◆ **EXERCISE REQUIREMENTS**
Give the entries again, word for word.

◆ **RECORD EXTRACTS**
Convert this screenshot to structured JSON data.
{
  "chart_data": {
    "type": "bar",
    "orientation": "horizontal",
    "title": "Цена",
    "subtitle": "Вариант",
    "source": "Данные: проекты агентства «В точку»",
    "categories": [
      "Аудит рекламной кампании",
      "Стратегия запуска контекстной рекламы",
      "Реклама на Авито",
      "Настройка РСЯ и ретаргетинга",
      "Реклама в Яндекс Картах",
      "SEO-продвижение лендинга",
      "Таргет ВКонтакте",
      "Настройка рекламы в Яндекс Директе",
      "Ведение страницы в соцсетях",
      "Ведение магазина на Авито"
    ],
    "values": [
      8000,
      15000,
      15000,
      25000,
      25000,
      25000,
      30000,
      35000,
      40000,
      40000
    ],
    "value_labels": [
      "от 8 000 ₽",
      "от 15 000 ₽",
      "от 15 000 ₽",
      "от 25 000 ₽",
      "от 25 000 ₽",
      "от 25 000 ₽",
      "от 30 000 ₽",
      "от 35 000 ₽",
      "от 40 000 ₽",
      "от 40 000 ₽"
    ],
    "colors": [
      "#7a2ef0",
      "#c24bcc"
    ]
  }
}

◆ **FULL SOLUTION**
Convert this screenshot to structured JSON data.
{
  "chart_data": {
    "type": "bar",
    "orientation": "horizontal",
    "title": "Цена",
    "subtitle": "Вариант",
    "source": "Данные: проекты агентства «В точку»",
    "categories": [
      "Аудит рекламной кампании",
      "Стратегия запуска контекстной рекламы",
      "Реклама на Авито",
      "Настройка РСЯ и ретаргетинга",
      "Реклама в Яндекс Картах",
      "SEO-продвижение лендинга",
      "Таргет ВКонтакте",
      "Настройка рекламы в Яндекс Директе",
      "Ведение страницы в соцсетях",
      "Ведение магазина на Авито"
    ],
    "values": [
      8000,
      15000,
      15000,
      25000,
      25000,
      25000,
      30000,
      35000,
      40000,
      40000
    ],
    "value_labels": [
      "от 8 000 ₽",
      "от 15 000 ₽",
      "от 15 000 ₽",
      "от 25 000 ₽",
      "от 25 000 ₽",
      "от 25 000 ₽",
      "от 30 000 ₽",
      "от 35 000 ₽",
      "от 40 000 ₽",
      "от 40 000 ₽"
    ],
    "colors": [
      "#7a2ef0",
      "#c24bcc"
    ]
  }
}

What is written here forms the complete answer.